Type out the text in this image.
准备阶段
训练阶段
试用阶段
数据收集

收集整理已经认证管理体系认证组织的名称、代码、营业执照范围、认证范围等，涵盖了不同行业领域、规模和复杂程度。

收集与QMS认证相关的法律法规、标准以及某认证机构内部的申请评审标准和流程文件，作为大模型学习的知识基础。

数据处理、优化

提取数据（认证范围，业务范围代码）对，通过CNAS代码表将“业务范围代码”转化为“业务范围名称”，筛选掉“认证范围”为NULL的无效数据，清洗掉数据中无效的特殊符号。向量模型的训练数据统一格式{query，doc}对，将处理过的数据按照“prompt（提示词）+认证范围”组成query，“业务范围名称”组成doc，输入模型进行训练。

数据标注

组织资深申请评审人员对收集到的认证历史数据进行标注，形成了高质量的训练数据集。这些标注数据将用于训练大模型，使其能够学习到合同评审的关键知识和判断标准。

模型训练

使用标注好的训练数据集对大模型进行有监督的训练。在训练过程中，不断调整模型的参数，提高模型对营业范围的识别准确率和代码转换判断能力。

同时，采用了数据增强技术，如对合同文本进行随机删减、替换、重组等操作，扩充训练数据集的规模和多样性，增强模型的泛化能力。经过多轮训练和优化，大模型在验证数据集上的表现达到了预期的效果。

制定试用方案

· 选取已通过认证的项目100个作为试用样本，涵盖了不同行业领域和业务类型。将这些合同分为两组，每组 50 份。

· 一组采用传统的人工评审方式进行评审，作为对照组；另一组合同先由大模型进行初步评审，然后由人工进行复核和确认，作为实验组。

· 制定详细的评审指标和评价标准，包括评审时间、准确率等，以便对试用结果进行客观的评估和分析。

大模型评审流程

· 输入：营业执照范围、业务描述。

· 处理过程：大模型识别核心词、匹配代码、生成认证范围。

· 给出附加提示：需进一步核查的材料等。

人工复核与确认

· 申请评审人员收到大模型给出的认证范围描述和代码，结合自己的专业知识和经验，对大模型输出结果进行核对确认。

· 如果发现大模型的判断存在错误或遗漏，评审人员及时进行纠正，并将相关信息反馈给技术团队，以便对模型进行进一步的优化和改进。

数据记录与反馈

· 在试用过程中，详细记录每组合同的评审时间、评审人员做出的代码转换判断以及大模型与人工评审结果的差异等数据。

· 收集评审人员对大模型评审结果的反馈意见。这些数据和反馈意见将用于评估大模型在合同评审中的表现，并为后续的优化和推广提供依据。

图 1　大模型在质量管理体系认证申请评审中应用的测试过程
- - - - -
■ What needs to be done ■
Return the entries above exactly as they appear.

■ The response ■
Type out the text in this image.
准备阶段
训练阶段
试用阶段
数据收集

收集整理已经认证管理体系认证组织的名称、代码、营业执照范围、认证范围等，涵盖了不同行业领域、规模和复杂程度。

收集与QMS认证相关的法律法规、标准以及某认证机构内部的申请评审标准和流程文件，作为大模型学习的知识基础。

数据处理、优化

提取数据（认证范围，业务范围代码）对，通过CNAS代码表将“业务范围代码”转化为“业务范围名称”，筛选掉“认证范围”为NULL的无效数据，清洗掉数据中无效的特殊符号。向量模型的训练数据统一格式{query，doc}对，将处理过的数据按照“prompt（提示词）+认证范围”组成query，“业务范围名称”组成doc，输入模型进行训练。

数据标注

组织资深申请评审人员对收集到的认证历史数据进行标注，形成了高质量的训练数据集。这些标注数据将用于训练大模型，使其能够学习到合同评审的关键知识和判断标准。

模型训练

使用标注好的训练数据集对大模型进行有监督的训练。在训练过程中，不断调整模型的参数，提高模型对营业范围的识别准确率和代码转换判断能力。

同时，采用了数据增强技术，如对合同文本进行随机删减、替换、重组等操作，扩充训练数据集的规模和多样性，增强模型的泛化能力。经过多轮训练和优化，大模型在验证数据集上的表现达到了预期的效果。

制定试用方案

· 选取已通过认证的项目100个作为试用样本，涵盖了不同行业领域和业务类型。将这些合同分为两组，每组 50 份。

· 一组采用传统的人工评审方式进行评审，作为对照组；另一组合同先由大模型进行初步评审，然后由人工进行复核和确认，作为实验组。

· 制定详细的评审指标和评价标准，包括评审时间、准确率等，以便对试用结果进行客观的评估和分析。

大模型评审流程

· 输入：营业执照范围、业务描述。

· 处理过程：大模型识别核心词、匹配代码、生成认证范围。

· 给出附加提示：需进一步核查的材料等。

人工复核与确认

· 申请评审人员收到大模型给出的认证范围描述和代码，结合自己的专业知识和经验，对大模型输出结果进行核对确认。

· 如果发现大模型的判断存在错误或遗漏，评审人员及时进行纠正，并将相关信息反馈给技术团队，以便对模型进行进一步的优化和改进。

数据记录与反馈

· 在试用过程中，详细记录每组合同的评审时间、评审人员做出的代码转换判断以及大模型与人工评审结果的差异等数据。

· 收集评审人员对大模型评审结果的反馈意见。这些数据和反馈意见将用于评估大模型在合同评审中的表现，并为后续的优化和推广提供依据。

图 1　大模型在质量管理体系认证申请评审中应用的测试过程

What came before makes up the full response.